Data to process >>
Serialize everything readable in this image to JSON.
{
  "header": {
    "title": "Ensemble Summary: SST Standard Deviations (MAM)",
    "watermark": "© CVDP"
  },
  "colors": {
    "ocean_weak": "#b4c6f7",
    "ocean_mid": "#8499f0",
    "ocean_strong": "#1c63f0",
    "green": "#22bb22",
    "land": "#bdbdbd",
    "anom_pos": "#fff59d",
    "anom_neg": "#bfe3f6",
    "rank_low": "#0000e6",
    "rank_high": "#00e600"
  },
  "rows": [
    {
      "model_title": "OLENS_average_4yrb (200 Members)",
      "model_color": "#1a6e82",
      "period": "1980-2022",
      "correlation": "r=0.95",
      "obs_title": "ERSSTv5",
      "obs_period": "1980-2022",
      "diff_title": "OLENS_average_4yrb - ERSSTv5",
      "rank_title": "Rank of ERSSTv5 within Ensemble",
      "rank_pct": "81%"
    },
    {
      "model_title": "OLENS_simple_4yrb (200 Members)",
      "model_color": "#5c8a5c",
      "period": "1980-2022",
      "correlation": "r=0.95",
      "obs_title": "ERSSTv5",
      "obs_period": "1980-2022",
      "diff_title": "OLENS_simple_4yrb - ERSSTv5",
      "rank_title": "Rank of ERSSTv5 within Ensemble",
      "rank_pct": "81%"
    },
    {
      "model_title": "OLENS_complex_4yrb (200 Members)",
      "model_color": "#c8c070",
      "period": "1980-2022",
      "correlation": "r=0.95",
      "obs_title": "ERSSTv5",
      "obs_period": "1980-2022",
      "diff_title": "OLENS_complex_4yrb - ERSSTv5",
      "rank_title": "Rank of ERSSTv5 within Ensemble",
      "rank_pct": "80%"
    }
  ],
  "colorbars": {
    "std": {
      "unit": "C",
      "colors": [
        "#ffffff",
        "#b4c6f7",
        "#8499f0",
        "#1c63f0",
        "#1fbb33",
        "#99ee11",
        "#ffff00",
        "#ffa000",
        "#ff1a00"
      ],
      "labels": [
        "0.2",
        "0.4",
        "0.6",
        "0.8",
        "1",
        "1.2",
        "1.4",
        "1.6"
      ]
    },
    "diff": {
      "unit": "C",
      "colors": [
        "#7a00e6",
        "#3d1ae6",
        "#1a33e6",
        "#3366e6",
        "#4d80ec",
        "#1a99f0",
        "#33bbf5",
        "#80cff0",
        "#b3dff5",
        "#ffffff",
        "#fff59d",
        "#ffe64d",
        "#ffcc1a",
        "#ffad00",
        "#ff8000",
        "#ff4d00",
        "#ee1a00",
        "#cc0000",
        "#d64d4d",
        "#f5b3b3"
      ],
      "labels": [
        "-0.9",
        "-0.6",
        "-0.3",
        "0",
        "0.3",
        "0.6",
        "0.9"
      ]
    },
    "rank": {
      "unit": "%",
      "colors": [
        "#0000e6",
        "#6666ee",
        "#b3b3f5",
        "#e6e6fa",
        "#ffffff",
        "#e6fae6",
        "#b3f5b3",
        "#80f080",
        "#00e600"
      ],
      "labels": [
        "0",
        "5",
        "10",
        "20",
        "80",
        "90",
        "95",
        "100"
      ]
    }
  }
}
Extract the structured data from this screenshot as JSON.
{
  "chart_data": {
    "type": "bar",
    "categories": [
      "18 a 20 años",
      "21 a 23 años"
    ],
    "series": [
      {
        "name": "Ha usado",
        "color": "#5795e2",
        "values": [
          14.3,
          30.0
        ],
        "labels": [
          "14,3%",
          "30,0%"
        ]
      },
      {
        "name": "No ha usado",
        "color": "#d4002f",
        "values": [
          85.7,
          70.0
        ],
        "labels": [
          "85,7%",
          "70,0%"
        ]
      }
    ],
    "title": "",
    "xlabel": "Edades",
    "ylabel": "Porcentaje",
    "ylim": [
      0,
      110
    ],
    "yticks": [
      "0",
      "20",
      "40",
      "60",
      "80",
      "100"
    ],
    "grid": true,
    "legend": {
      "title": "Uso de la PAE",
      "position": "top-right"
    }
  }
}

Aim of the exercise >> Every entry in the listing must be retyped exactly.

Finished answer >>
Serialize everything readable in this image to JSON.
{
  "header": {
    "title": "Ensemble Summary: SST Standard Deviations (MAM)",
    "watermark": "© CVDP"
  },
  "colors": {
    "ocean_weak": "#b4c6f7",
    "ocean_mid": "#8499f0",
    "ocean_strong": "#1c63f0",
    "green": "#22bb22",
    "land": "#bdbdbd",
    "anom_pos": "#fff59d",
    "anom_neg": "#bfe3f6",
    "rank_low": "#0000e6",
    "rank_high": "#00e600"
  },
  "rows": [
    {
      "model_title": "OLENS_average_4yrb (200 Members)",
      "model_color": "#1a6e82",
      "period": "1980-2022",
      "correlation": "r=0.95",
      "obs_title": "ERSSTv5",
      "obs_period": "1980-2022",
      "diff_title": "OLENS_average_4yrb - ERSSTv5",
      "rank_title": "Rank of ERSSTv5 within Ensemble",
      "rank_pct": "81%"
    },
    {
      "model_title": "OLENS_simple_4yrb (200 Members)",
      "model_color": "#5c8a5c",
      "period": "1980-2022",
      "correlation": "r=0.95",
      "obs_title": "ERSSTv5",
      "obs_period": "1980-2022",
      "diff_title": "OLENS_simple_4yrb - ERSSTv5",
      "rank_title": "Rank of ERSSTv5 within Ensemble",
      "rank_pct": "81%"
    },
    {
      "model_title": "OLENS_complex_4yrb (200 Members)",
      "model_color": "#c8c070",
      "period": "1980-2022",
      "correlation": "r=0.95",
      "obs_title": "ERSSTv5",
      "obs_period": "1980-2022",
      "diff_title": "OLENS_complex_4yrb - ERSSTv5",
      "rank_title": "Rank of ERSSTv5 within Ensemble",
      "rank_pct": "80%"
    }
  ],
  "colorbars": {
    "std": {
      "unit": "C",
      "colors": [
        "#ffffff",
        "#b4c6f7",
        "#8499f0",
        "#1c63f0",
        "#1fbb33",
        "#99ee11",
        "#ffff00",
        "#ffa000",
        "#ff1a00"
      ],
      "labels": [
        "0.2",
        "0.4",
        "0.6",
        "0.8",
        "1",
        "1.2",
        "1.4",
        "1.6"
      ]
    },
    "diff": {
      "unit": "C",
      "colors": [
        "#7a00e6",
        "#3d1ae6",
        "#1a33e6",
        "#3366e6",
        "#4d80ec",
        "#1a99f0",
        "#33bbf5",
        "#80cff0",
        "#b3dff5",
        "#ffffff",
        "#fff59d",
        "#ffe64d",
        "#ffcc1a",
        "#ffad00",
        "#ff8000",
        "#ff4d00",
        "#ee1a00",
        "#cc0000",
        "#d64d4d",
        "#f5b3b3"
      ],
      "labels": [
        "-0.9",
        "-0.6",
        "-0.3",
        "0",
        "0.3",
        "0.6",
        "0.9"
      ]
    },
    "rank": {
      "unit": "%",
      "colors": [
        "#0000e6",
        "#6666ee",
        "#b3b3f5",
        "#e6e6fa",
        "#ffffff",
        "#e6fae6",
        "#b3f5b3",
        "#80f080",
        "#00e600"
      ],
      "labels": [
        "0",
        "5",
        "10",
        "20",
        "80",
        "90",
        "95",
        "100"
      ]
    }
  }
}
Extract the structured data from this screenshot as JSON.
{
  "chart_data": {
    "type": "bar",
    "categories": [
      "18 a 20 años",
      "21 a 23 años"
    ],
    "series": [
      {
        "name": "Ha usado",
        "color": "#5795e2",
        "values": [
          14.3,
          30.0
        ],
        "labels": [
          "14,3%",
          "30,0%"
        ]
      },
      {
        "name": "No ha usado",
        "color": "#d4002f",
        "values": [
          85.7,
          70.0
        ],
        "labels": [
          "85,7%",
          "70,0%"
        ]
      }
    ],
    "title": "",
    "xlabel": "Edades",
    "ylabel": "Porcentaje",
    "ylim": [
      0,
      110
    ],
    "yticks": [
      "0",
      "20",
      "40",
      "60",
      "80",
      "100"
    ],
    "grid": true,
    "legend": {
      "title": "Uso de la PAE",
      "position": "top-right"
    }
  }
}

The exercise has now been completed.